[BEGIN Record set]

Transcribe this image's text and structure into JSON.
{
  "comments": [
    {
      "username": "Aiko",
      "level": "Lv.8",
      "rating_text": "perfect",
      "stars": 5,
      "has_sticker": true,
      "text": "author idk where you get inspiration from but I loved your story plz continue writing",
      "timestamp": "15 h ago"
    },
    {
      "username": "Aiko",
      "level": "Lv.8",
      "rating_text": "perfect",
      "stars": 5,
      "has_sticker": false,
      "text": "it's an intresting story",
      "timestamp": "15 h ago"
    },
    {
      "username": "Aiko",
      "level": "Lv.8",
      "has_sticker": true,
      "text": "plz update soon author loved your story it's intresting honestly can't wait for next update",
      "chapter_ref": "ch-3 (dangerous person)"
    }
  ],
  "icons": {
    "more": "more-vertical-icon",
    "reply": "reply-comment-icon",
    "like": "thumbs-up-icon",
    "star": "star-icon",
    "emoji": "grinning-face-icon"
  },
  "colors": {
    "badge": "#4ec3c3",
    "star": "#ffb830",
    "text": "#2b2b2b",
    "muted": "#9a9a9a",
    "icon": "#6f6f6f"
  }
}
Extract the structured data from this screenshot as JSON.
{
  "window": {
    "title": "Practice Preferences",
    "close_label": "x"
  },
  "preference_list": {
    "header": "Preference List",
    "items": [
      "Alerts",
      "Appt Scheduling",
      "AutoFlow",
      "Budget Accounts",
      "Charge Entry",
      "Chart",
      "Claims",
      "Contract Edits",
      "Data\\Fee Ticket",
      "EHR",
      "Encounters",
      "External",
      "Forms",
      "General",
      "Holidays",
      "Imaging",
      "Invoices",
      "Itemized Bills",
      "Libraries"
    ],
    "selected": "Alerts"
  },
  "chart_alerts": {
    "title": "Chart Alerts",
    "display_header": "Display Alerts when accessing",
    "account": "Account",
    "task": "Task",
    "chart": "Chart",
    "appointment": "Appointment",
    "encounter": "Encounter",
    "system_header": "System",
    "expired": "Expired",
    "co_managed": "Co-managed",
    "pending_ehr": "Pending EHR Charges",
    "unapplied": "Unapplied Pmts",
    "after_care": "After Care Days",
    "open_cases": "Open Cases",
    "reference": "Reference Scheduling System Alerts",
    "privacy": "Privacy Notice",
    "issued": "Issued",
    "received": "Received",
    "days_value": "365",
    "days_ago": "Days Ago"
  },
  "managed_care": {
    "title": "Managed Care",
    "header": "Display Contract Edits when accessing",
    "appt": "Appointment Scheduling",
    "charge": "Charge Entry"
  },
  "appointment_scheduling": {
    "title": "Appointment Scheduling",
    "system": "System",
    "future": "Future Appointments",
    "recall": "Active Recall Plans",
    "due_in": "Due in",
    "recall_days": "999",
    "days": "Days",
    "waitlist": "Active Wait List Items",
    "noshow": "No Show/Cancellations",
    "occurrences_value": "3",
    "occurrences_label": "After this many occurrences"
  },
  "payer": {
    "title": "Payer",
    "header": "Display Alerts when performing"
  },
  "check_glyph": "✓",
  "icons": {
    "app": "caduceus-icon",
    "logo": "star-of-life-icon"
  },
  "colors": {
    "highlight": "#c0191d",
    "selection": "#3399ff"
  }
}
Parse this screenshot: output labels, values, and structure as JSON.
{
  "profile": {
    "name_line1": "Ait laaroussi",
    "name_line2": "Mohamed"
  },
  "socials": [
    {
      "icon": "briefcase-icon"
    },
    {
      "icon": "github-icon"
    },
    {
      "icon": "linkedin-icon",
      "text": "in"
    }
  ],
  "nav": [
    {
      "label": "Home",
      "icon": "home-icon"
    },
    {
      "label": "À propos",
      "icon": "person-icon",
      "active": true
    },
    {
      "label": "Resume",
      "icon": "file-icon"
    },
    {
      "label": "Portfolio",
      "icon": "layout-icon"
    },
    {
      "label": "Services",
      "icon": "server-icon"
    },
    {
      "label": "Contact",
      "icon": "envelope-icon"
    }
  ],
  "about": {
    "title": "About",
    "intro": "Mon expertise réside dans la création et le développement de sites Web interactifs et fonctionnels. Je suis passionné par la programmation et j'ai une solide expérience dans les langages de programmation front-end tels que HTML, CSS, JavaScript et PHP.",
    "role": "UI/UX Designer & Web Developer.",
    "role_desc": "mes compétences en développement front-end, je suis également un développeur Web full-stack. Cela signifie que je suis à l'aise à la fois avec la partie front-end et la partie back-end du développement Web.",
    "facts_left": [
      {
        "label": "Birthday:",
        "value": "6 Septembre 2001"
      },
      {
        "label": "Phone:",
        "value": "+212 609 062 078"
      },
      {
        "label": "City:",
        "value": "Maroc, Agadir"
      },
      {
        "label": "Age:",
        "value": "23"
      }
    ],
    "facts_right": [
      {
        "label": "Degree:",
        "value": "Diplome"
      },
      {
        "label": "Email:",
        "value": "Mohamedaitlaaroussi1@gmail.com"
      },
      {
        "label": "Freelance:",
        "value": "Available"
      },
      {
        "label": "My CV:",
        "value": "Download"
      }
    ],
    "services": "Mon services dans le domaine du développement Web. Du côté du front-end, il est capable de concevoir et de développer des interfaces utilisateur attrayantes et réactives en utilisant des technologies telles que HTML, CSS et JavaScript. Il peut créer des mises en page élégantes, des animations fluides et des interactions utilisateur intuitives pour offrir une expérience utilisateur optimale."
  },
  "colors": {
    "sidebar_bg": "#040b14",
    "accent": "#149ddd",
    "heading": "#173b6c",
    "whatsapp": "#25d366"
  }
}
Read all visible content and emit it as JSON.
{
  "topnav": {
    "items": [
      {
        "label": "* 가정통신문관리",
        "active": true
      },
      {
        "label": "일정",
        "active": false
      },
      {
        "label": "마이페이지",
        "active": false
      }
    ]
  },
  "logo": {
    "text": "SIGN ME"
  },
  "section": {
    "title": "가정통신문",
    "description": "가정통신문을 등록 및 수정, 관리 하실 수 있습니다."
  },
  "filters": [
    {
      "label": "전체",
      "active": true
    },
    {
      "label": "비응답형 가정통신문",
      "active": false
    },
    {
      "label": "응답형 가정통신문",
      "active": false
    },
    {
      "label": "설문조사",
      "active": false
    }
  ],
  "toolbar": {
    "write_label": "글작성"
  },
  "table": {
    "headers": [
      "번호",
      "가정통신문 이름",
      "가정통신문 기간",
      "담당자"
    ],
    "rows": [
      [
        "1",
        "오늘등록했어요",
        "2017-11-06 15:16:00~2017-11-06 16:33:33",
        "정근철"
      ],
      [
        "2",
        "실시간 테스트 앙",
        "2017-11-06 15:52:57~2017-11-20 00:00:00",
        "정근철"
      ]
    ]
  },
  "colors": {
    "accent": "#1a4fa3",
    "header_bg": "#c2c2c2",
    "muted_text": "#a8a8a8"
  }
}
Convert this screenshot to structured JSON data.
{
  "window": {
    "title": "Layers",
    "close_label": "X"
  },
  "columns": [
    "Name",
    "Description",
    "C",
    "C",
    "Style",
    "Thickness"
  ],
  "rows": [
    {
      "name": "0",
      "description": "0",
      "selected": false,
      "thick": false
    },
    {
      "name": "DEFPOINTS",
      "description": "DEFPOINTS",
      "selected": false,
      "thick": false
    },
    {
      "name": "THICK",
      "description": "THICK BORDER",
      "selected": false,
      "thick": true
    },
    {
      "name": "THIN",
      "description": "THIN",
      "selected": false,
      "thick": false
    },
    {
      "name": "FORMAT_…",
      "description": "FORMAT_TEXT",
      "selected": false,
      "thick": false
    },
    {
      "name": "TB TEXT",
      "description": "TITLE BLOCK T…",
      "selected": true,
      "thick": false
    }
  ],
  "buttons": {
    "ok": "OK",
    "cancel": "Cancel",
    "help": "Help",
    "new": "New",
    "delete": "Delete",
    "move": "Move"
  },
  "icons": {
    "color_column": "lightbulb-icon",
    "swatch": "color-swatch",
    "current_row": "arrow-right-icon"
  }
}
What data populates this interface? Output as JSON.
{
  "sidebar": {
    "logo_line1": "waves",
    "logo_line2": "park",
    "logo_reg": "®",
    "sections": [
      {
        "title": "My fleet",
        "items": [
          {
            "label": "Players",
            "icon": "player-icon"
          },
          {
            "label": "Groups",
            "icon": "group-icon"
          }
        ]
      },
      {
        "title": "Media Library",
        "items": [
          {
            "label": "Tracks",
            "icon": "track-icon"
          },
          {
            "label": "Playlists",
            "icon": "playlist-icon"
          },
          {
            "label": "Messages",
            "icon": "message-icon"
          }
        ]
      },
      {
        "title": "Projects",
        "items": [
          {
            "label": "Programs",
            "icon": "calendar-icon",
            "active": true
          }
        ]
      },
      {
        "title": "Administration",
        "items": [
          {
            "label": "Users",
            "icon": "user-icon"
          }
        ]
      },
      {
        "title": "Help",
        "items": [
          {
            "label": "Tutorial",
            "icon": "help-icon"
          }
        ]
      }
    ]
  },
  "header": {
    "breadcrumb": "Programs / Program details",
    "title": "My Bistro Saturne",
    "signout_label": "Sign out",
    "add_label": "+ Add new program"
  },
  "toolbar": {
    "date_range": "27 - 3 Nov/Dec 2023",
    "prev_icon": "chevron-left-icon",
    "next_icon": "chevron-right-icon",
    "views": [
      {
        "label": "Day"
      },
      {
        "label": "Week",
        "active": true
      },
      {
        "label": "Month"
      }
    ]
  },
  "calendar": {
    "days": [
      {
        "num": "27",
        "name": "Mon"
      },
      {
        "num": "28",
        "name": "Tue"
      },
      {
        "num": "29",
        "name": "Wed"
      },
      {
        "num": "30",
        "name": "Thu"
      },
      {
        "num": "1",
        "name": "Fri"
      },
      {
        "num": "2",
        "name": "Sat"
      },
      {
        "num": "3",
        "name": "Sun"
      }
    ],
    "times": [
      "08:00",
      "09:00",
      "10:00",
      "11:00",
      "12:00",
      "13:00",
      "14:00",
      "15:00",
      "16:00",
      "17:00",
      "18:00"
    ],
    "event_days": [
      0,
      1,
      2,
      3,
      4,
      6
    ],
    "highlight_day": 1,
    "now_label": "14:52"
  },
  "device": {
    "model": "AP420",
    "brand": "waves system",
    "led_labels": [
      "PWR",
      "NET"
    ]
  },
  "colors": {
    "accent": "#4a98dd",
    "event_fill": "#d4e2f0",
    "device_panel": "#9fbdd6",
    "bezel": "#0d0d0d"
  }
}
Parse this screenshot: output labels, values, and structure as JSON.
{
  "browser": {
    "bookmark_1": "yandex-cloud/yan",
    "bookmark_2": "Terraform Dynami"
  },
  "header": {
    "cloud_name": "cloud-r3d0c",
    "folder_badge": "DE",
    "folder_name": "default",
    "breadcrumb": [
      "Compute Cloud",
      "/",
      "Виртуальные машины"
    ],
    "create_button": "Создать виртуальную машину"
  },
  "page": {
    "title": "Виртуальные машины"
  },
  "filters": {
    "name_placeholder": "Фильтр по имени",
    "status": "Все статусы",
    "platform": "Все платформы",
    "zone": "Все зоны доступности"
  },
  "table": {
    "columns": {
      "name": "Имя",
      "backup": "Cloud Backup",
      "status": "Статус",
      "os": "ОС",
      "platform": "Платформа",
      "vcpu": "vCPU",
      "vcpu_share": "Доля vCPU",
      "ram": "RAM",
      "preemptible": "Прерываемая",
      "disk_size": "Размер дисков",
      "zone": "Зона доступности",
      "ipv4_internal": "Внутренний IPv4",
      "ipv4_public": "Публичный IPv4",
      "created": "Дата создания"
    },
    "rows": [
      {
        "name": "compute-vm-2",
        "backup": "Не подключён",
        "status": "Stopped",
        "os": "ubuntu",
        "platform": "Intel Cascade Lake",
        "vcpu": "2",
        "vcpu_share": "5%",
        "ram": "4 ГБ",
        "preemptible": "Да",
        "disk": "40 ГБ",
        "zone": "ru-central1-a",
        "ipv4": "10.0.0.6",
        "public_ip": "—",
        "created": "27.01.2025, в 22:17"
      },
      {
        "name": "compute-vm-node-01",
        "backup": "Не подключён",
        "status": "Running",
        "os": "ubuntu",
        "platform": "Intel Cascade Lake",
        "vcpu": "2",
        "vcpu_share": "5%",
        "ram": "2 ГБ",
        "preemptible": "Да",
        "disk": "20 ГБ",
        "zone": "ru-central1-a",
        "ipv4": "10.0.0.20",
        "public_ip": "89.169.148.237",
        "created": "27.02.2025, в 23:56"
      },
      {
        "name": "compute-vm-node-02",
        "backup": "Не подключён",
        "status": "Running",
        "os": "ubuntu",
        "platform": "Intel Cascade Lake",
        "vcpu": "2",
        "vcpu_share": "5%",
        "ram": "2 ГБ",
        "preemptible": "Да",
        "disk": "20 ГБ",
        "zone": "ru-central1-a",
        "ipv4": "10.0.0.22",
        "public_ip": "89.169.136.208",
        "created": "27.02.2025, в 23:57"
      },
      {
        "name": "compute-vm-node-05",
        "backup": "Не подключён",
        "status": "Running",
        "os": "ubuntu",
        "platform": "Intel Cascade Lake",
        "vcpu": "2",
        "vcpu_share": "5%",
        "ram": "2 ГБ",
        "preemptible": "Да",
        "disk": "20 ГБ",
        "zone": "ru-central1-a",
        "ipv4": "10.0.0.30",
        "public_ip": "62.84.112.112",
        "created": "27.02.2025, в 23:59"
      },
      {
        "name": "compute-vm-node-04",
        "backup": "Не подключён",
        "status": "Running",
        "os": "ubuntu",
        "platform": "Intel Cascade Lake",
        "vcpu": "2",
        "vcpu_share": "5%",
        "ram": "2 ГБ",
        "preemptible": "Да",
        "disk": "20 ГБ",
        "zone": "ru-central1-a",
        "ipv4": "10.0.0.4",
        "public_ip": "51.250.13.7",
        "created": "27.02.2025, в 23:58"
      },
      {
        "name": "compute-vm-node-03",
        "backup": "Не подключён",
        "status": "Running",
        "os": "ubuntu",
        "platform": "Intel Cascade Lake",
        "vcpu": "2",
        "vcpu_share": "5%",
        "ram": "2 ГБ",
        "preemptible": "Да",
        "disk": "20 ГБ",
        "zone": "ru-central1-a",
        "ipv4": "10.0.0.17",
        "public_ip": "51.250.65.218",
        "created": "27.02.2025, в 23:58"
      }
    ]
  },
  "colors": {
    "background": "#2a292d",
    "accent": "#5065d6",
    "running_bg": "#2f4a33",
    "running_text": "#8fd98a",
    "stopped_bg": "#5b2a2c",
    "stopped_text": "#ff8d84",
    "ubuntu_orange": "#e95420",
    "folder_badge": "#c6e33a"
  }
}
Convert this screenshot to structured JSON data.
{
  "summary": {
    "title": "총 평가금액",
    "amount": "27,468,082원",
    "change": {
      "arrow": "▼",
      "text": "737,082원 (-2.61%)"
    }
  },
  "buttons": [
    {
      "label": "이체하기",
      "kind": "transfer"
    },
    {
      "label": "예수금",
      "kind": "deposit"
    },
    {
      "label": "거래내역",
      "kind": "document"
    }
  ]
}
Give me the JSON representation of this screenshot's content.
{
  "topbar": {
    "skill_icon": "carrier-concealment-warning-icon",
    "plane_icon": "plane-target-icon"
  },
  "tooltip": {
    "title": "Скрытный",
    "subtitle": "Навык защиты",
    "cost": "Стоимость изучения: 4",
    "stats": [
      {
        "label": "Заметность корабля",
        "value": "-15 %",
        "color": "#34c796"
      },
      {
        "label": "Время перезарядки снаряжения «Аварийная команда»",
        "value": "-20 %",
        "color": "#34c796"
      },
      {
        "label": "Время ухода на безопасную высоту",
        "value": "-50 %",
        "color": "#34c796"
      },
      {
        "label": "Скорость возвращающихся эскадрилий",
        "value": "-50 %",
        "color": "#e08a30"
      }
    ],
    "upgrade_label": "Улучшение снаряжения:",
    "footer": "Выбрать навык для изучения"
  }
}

[END Record set]

• **Task to carry out**
Starting with the line that contains "Give me the", repeat each line through the last one exactly as it appears. Include both ends and nothing more.

• **Correct output**
Give me the JSON representation of this screenshot's content.
{
  "topbar": {
    "skill_icon": "carrier-concealment-warning-icon",
    "plane_icon": "plane-target-icon"
  },
  "tooltip": {
    "title": "Скрытный",
    "subtitle": "Навык защиты",
    "cost": "Стоимость изучения: 4",
    "stats": [
      {
        "label": "Заметность корабля",
        "value": "-15 %",
        "color": "#34c796"
      },
      {
        "label": "Время перезарядки снаряжения «Аварийная команда»",
        "value": "-20 %",
        "color": "#34c796"
      },
      {
        "label": "Время ухода на безопасную высоту",
        "value": "-50 %",
        "color": "#34c796"
      },
      {
        "label": "Скорость возвращающихся эскадрилий",
        "value": "-50 %",
        "color": "#e08a30"
      }
    ],
    "upgrade_label": "Улучшение снаряжения:",
    "footer": "Выбрать навык для изучения"
  }
}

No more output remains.